_GIVEN INSTRUCTION:_
Could every line of the data be printed exactly as it reads?

_SUPPLIED INFORMATION:_
■ ■ ■ ■

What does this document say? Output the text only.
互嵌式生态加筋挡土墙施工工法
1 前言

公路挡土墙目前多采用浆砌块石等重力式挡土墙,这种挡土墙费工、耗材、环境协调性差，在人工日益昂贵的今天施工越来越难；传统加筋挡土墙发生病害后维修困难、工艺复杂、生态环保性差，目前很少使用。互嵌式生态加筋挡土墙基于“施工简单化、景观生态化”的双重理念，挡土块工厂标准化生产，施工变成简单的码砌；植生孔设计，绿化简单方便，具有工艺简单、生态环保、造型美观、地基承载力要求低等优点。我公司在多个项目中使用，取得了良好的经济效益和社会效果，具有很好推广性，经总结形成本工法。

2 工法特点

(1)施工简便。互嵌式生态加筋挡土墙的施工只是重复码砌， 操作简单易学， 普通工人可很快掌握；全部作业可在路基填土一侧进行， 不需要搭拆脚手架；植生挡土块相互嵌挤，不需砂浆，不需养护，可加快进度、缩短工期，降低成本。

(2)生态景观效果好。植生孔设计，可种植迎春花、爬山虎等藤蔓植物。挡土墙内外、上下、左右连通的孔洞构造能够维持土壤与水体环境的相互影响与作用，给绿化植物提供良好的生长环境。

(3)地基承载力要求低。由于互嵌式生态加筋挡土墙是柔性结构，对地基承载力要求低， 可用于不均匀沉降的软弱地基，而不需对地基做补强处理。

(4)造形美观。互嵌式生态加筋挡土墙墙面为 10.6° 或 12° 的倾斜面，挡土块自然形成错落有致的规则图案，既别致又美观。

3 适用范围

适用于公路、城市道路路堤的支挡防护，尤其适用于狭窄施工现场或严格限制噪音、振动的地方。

■ ■ ■ ■

_PROBLEM SOLUTION:_
What does this document say? Output the text only.
互嵌式生态加筋挡土墙施工工法
1 前言

公路挡土墙目前多采用浆砌块石等重力式挡土墙,这种挡土墙费工、耗材、环境协调性差，在人工日益昂贵的今天施工越来越难；传统加筋挡土墙发生病害后维修困难、工艺复杂、生态环保性差，目前很少使用。互嵌式生态加筋挡土墙基于“施工简单化、景观生态化”的双重理念，挡土块工厂标准化生产，施工变成简单的码砌；植生孔设计，绿化简单方便，具有工艺简单、生态环保、造型美观、地基承载力要求低等优点。我公司在多个项目中使用，取得了良好的经济效益和社会效果，具有很好推广性，经总结形成本工法。

2 工法特点

(1)施工简便。互嵌式生态加筋挡土墙的施工只是重复码砌， 操作简单易学， 普通工人可很快掌握；全部作业可在路基填土一侧进行， 不需要搭拆脚手架；植生挡土块相互嵌挤，不需砂浆，不需养护，可加快进度、缩短工期，降低成本。

(2)生态景观效果好。植生孔设计，可种植迎春花、爬山虎等藤蔓植物。挡土墙内外、上下、左右连通的孔洞构造能够维持土壤与水体环境的相互影响与作用，给绿化植物提供良好的生长环境。

(3)地基承载力要求低。由于互嵌式生态加筋挡土墙是柔性结构，对地基承载力要求低， 可用于不均匀沉降的软弱地基，而不需对地基做补强处理。

(4)造形美观。互嵌式生态加筋挡土墙墙面为 10.6° 或 12° 的倾斜面，挡土块自然形成错落有致的规则图案，既别致又美观。

3 适用范围

适用于公路、城市道路路堤的支挡防护，尤其适用于狭窄施工现场或严格限制噪音、振动的地方。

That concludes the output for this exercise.